-- Exercise input start --
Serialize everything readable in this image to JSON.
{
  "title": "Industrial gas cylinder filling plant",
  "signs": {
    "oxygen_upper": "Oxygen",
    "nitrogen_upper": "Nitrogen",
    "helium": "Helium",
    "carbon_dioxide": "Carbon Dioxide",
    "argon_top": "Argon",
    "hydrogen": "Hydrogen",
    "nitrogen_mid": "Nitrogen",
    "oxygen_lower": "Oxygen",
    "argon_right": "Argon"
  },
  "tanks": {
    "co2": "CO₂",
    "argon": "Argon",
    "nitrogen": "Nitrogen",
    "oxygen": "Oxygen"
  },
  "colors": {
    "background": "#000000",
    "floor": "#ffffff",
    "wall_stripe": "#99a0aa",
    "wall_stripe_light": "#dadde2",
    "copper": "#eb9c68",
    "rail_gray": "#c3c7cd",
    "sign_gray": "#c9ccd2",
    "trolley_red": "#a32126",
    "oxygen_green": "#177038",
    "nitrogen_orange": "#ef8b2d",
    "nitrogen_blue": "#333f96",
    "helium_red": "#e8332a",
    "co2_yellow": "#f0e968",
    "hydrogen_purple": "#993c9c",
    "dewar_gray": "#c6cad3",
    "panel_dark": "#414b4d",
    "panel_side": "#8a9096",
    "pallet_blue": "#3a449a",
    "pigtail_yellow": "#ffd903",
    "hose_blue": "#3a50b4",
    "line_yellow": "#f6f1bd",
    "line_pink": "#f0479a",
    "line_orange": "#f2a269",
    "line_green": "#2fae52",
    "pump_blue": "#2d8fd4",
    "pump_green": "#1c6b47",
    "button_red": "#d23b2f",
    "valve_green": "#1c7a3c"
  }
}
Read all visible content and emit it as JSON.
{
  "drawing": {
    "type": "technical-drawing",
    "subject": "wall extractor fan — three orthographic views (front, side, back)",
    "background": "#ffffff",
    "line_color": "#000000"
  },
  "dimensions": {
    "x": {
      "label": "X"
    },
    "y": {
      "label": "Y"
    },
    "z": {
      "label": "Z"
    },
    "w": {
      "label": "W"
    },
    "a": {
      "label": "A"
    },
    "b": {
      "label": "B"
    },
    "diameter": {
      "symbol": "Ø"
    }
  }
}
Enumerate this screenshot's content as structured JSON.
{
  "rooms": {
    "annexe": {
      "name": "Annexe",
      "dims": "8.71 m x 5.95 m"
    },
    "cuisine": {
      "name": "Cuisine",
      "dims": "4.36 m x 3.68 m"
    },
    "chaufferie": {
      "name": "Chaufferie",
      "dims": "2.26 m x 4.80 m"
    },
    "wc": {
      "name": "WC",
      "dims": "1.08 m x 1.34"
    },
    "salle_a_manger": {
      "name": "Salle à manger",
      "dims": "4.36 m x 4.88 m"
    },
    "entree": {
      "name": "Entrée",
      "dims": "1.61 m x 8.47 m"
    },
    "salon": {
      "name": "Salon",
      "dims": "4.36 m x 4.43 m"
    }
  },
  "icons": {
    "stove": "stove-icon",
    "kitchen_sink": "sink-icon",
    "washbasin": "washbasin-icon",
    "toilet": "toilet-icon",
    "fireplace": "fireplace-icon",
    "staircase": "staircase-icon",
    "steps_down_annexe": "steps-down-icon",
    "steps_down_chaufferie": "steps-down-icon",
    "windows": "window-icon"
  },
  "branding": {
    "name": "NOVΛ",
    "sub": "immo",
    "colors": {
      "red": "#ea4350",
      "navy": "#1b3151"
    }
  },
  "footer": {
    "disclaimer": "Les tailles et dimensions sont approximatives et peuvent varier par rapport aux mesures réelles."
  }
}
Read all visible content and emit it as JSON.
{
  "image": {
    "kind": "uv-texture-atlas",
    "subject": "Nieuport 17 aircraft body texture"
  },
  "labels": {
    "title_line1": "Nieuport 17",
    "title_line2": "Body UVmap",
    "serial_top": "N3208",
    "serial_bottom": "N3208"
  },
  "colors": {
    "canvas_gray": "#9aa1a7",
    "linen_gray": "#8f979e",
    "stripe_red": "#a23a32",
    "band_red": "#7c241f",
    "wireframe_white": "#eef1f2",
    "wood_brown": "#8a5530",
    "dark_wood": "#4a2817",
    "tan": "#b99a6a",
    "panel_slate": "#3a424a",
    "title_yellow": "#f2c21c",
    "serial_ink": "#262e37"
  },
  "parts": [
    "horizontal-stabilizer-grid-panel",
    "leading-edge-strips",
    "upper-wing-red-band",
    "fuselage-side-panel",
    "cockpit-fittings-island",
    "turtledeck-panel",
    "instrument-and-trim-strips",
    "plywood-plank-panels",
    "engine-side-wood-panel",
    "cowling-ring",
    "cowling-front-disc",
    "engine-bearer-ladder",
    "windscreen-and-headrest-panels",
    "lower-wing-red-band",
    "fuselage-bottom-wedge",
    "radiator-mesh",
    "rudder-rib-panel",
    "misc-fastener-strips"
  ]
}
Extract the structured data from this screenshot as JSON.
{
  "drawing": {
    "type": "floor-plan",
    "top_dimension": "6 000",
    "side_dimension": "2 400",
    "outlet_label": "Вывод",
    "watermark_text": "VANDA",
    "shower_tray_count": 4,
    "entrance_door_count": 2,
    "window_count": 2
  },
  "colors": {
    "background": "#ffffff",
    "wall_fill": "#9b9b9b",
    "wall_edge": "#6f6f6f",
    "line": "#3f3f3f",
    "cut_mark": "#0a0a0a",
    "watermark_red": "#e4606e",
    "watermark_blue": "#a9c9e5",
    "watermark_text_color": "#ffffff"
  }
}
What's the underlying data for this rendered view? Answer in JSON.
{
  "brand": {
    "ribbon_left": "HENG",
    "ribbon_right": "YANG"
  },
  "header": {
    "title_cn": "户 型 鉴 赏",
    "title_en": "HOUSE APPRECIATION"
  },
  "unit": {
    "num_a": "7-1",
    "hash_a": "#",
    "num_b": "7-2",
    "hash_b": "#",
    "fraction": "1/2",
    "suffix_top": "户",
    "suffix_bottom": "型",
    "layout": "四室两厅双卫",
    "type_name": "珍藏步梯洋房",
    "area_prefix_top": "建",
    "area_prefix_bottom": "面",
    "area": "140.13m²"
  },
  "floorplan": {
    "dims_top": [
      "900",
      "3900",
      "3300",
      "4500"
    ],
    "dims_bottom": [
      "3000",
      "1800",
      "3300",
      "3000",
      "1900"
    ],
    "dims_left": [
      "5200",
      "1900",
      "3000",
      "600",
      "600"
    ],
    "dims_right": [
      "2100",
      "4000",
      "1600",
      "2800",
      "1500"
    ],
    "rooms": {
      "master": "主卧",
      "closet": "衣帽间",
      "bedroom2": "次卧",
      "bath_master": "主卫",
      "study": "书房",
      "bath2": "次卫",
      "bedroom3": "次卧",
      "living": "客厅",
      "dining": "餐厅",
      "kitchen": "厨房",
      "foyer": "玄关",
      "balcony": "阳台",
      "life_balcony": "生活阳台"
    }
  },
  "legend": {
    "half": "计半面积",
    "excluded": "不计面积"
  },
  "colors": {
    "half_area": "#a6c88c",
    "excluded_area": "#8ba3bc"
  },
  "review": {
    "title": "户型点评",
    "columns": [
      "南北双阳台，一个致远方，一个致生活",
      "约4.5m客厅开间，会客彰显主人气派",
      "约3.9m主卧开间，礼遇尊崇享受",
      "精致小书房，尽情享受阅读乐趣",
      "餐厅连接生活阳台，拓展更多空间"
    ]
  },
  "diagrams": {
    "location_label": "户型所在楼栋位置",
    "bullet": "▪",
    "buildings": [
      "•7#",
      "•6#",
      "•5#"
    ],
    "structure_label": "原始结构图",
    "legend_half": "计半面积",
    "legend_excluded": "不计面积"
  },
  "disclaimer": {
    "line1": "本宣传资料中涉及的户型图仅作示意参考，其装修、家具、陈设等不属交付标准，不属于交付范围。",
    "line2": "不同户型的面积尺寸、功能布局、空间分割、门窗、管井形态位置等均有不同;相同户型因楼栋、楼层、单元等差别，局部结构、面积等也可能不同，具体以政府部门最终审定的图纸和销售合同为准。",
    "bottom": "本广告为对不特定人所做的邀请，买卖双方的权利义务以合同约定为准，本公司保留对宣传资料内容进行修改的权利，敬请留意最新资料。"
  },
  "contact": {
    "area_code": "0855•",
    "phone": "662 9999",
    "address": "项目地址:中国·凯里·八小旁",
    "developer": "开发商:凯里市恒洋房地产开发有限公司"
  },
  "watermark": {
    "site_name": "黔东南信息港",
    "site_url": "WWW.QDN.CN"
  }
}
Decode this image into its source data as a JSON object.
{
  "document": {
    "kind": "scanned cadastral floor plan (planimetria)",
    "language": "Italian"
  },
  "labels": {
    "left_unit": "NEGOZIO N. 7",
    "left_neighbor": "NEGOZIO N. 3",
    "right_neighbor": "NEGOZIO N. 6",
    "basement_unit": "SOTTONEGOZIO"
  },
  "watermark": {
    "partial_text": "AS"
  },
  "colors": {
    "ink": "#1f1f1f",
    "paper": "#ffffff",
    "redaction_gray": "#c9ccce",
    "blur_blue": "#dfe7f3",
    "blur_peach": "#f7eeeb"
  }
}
-- Exercise input end --
**Your instructions:** Extract every line from the one with "Decode this image" down to the final line above, both included, exactly as written.

**The response:**
Decode this image into its source data as a JSON object.
{
  "document": {
    "kind": "scanned cadastral floor plan (planimetria)",
    "language": "Italian"
  },
  "labels": {
    "left_unit": "NEGOZIO N. 7",
    "left_neighbor": "NEGOZIO N. 3",
    "right_neighbor": "NEGOZIO N. 6",
    "basement_unit": "SOTTONEGOZIO"
  },
  "watermark": {
    "partial_text": "AS"
  },
  "colors": {
    "ink": "#1f1f1f",
    "paper": "#ffffff",
    "redaction_gray": "#c9ccce",
    "blur_blue": "#dfe7f3",
    "blur_peach": "#f7eeeb"
  }
}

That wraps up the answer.